Instruction
Each line that holds the word "Osiyoda" counts once; report how many lines do so and nothing else.

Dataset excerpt

·····

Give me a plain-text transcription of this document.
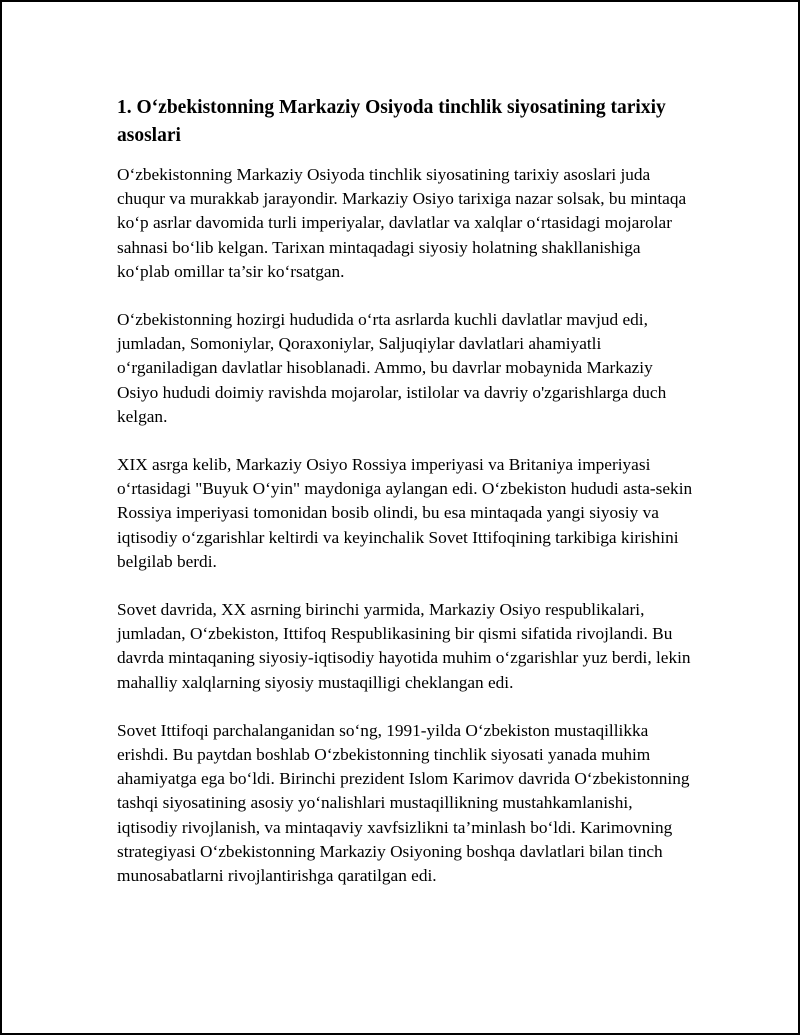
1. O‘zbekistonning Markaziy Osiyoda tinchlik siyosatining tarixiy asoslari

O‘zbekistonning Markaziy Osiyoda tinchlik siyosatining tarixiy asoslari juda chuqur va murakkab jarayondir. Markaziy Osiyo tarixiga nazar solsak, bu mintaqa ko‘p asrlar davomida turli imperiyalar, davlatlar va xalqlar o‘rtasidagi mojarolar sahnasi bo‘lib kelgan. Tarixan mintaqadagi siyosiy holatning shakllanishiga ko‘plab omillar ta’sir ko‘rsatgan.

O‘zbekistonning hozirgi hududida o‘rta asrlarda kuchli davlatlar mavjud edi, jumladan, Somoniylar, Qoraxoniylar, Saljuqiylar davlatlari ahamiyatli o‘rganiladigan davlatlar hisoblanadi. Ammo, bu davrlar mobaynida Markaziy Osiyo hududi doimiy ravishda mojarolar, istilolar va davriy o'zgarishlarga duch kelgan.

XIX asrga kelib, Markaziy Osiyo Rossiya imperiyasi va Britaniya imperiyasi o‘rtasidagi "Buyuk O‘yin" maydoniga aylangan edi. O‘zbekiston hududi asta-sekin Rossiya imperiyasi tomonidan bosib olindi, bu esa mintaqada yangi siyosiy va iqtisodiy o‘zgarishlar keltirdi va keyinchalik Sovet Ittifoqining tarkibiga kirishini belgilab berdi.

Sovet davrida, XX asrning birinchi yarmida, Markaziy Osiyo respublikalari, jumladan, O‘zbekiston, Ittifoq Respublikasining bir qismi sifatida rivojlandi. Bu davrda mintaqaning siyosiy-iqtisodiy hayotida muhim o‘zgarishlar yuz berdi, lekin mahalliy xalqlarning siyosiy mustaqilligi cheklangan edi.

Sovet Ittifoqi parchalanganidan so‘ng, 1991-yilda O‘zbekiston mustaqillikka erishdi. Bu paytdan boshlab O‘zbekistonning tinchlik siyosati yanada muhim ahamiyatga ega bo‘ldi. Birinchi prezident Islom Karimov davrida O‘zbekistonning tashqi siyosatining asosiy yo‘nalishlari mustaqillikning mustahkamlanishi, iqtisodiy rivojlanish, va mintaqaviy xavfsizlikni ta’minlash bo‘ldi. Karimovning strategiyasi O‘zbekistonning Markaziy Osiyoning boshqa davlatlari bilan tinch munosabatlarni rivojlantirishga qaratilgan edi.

·····

Reply to the exercise
2